[START SOURCE EXTRACT]
Visual Design Review
Real-time browser mockups for design decisions
The Flow
Five steps from question to implementation. Each design decision is isolated, visual, and fast.
AI writes a design question
Renders 2-4 options as interactive HTML and pushes to your browser.
You see the options
Real mockups with enough fidelity to make a decision.
You click and respond
Click your preference in the browser. Confirm in the terminal.
AI advances or iterates
Clean decision → next question. Needs refinement → new options within the chosen direction.
Decisions locked, AI builds
All visual decisions made. The AI implements the chosen design.
Visual Design Review
The Problem
Design conversations in text are broken. You say "I want it to feel editorial, like a magazine." The AI says "Great, I'll use serif headings and generous white space." You both think you agree. Then the AI builds something and it's not what you pictured, because "editorial" means different things to different people and neither of you knew that until the code was written.
[END SOURCE EXTRACT]
[START DATASET ENTRIES]
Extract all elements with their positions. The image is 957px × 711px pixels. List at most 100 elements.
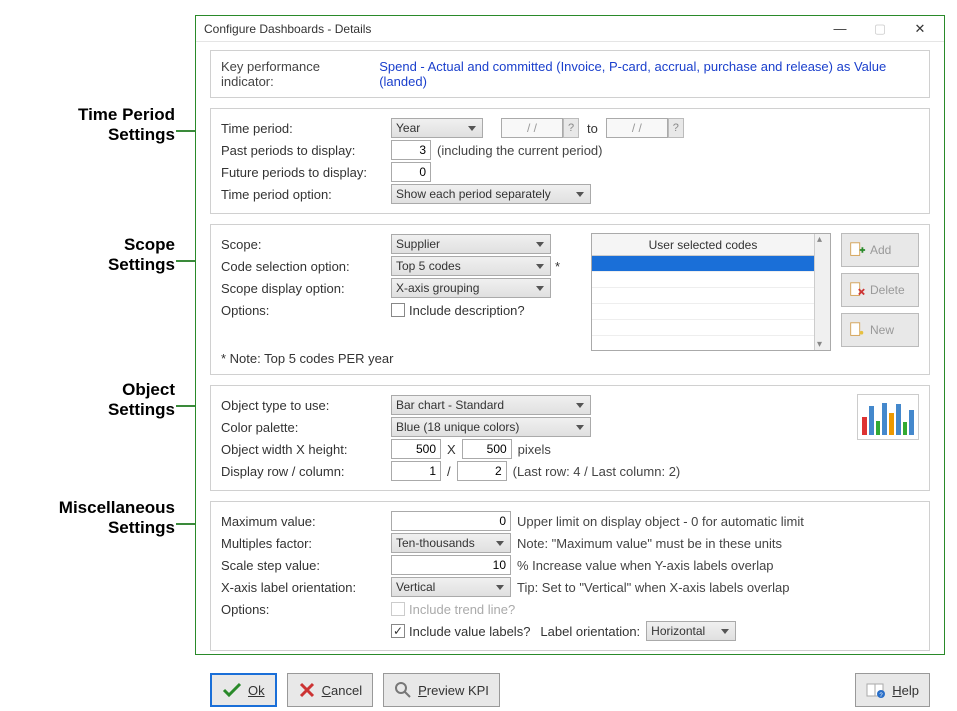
help-button[interactable]: ? Help [855,673,930,707]
chart-preview-icon [857,394,919,440]
window-title: Configure Dashboards - Details [200,22,820,36]
xaxis-orient-select[interactable]: Vertical [391,577,511,597]
value-labels-label: Include value labels? [409,624,530,639]
scope-footnote: * Note: Top 5 codes PER year [221,351,581,366]
scope-label: Scope: [221,237,391,252]
x-label: X [447,442,456,457]
cancel-button[interactable]: Cancel [287,673,373,707]
display-rc-label: Display row / column: [221,464,391,479]
annotation-misc: Miscellaneous Settings [0,498,175,538]
object-type-select[interactable]: Bar chart - Standard [391,395,591,415]
trend-line-checkbox[interactable] [391,602,405,616]
annotation-line [176,260,196,262]
past-periods-input[interactable] [391,140,431,160]
multiples-label: Multiples factor: [221,536,391,551]
scope-display-select[interactable]: X-axis grouping [391,278,551,298]
misc-section: Maximum value: Upper limit on display ob… [210,501,930,651]
display-row-input[interactable] [391,461,441,481]
list-item[interactable] [592,288,814,304]
time-period-select[interactable]: Year [391,118,483,138]
annotation-object: Object Settings [0,380,175,420]
check-icon [222,681,242,699]
user-codes-header: User selected codes [592,234,814,256]
object-wh-label: Object width X height: [221,442,391,457]
add-button[interactable]: Add [841,233,919,267]
slash-label: / [447,464,451,479]
multiples-select[interactable]: Ten-thousands [391,533,511,553]
scrollbar[interactable] [814,234,830,350]
magnifier-icon [394,681,412,699]
date-to[interactable]: / / [606,118,668,138]
maximize-button[interactable]: ▢ [860,18,900,40]
to-label: to [587,121,598,136]
color-palette-label: Color palette: [221,420,391,435]
include-description-checkbox[interactable] [391,303,405,317]
close-button[interactable]: ✕ [900,18,940,40]
time-option-label: Time period option: [221,187,391,202]
max-value-input[interactable] [391,511,511,531]
list-item[interactable] [592,256,814,272]
future-periods-label: Future periods to display: [221,165,391,180]
kpi-section: Key performance indicator: Spend - Actua… [210,50,930,98]
scope-section: Scope: Supplier Code selection option: T… [210,224,930,375]
user-codes-list[interactable]: User selected codes [591,233,831,351]
scope-options-label: Options: [221,303,391,318]
new-button[interactable]: New [841,313,919,347]
trend-line-label: Include trend line? [409,602,515,617]
future-periods-input[interactable] [391,162,431,182]
max-value-note: Upper limit on display object - 0 for au… [517,514,804,529]
time-period-label: Time period: [221,121,391,136]
list-item[interactable] [592,272,814,288]
xaxis-orient-label: X-axis label orientation: [221,580,391,595]
list-item[interactable] [592,320,814,336]
ok-button[interactable]: Ok [210,673,277,707]
object-width-input[interactable] [391,439,441,459]
kpi-link[interactable]: Spend - Actual and committed (Invoice, P… [379,59,919,89]
date-from-picker[interactable]: ? [563,118,579,138]
preview-kpi-button[interactable]: Preview KPI [383,673,500,707]
new-icon [848,321,866,339]
scale-step-note: % Increase value when Y-axis labels over… [517,558,774,573]
multiples-note: Note: "Maximum value" must be in these u… [517,536,782,551]
misc-options-label: Options: [221,602,391,617]
star-note: * [555,259,560,274]
label-orient-select[interactable]: Horizontal [646,621,736,641]
date-from[interactable]: / / [501,118,563,138]
annotation-line [176,130,196,132]
annotation-line [176,405,196,407]
past-periods-label: Past periods to display: [221,143,391,158]
display-col-input[interactable] [457,461,507,481]
kpi-label: Key performance indicator: [221,59,371,89]
scale-step-input[interactable] [391,555,511,575]
add-icon [848,241,866,259]
titlebar: Configure Dashboards - Details — ▢ ✕ [196,16,944,42]
code-selection-label: Code selection option: [221,259,391,274]
max-value-label: Maximum value: [221,514,391,529]
scope-select[interactable]: Supplier [391,234,551,254]
object-height-input[interactable] [462,439,512,459]
cancel-icon [298,681,316,699]
date-to-picker[interactable]: ? [668,118,684,138]
time-period-section: Time period: Year / / ? to / / ? Past pe… [210,108,930,214]
dialog-window: Configure Dashboards - Details — ▢ ✕ Key… [195,15,945,655]
annotation-time: Time Period Settings [0,105,175,145]
scope-display-label: Scope display option: [221,281,391,296]
delete-icon [848,281,866,299]
annotation-scope: Scope Settings [0,235,175,275]
time-option-select[interactable]: Show each period separately [391,184,591,204]
object-type-label: Object type to use: [221,398,391,413]
annotation-line [176,523,196,525]
help-icon: ? [866,681,886,699]
value-labels-checkbox[interactable] [391,624,405,638]
delete-button[interactable]: Delete [841,273,919,307]
xaxis-orient-note: Tip: Set to "Vertical" when X-axis label… [517,580,790,595]
color-palette-select[interactable]: Blue (18 unique colors) [391,417,591,437]
object-section: Object type to use: Bar chart - Standard… [210,385,930,491]
code-selection-select[interactable]: Top 5 codes [391,256,551,276]
minimize-button[interactable]: — [820,18,860,40]
pixels-label: pixels [518,442,551,457]
label-orient-label: Label orientation: [540,624,640,639]
rc-note: (Last row: 4 / Last column: 2) [513,464,681,479]
list-item[interactable] [592,304,814,320]
scale-step-label: Scale step value: [221,558,391,573]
[END DATASET ENTRIES]
WHAT NEEDS TO BE DONE:
Please continue the Visual Design Review text from its last sentence.

EXERCISE RESPONSE:
The traditional fix is wireframes — but wireframes require a designer, a separate tool, and a handoff step. By the time you're looking at a mockup, the conversation has moved on and the feedback loop is slow.
The Pattern
Instead of describing a design and hoping the other person pictures the same thing, the AI renders interactive mockups directly in your browser — in real time, during the conversation. You see options side by side. You click to select. The AI reads your selection and moves to the next decision.
The conversation stays in the terminal. The visuals appear in the browser. Each decision is isolated: one screen per question, 2-4 options max, clear descriptions of the trade-offs. When the visual question is resolved, the browser shows a waiting screen and the conversation continues in text until the next visual question arrives.
How It Works
The system has three parts:
A local HTTP server watches a directory for HTML files and serves the newest one to the browser. The AI writes a new HTML file for each design question. The browser auto-refreshes.
Interactive mockups use a standard set of CSS classes for options, cards, mockups, and split views. Each option has a data-choice attribute. When you click, the selection is recorded to an events file that the AI reads on its next turn.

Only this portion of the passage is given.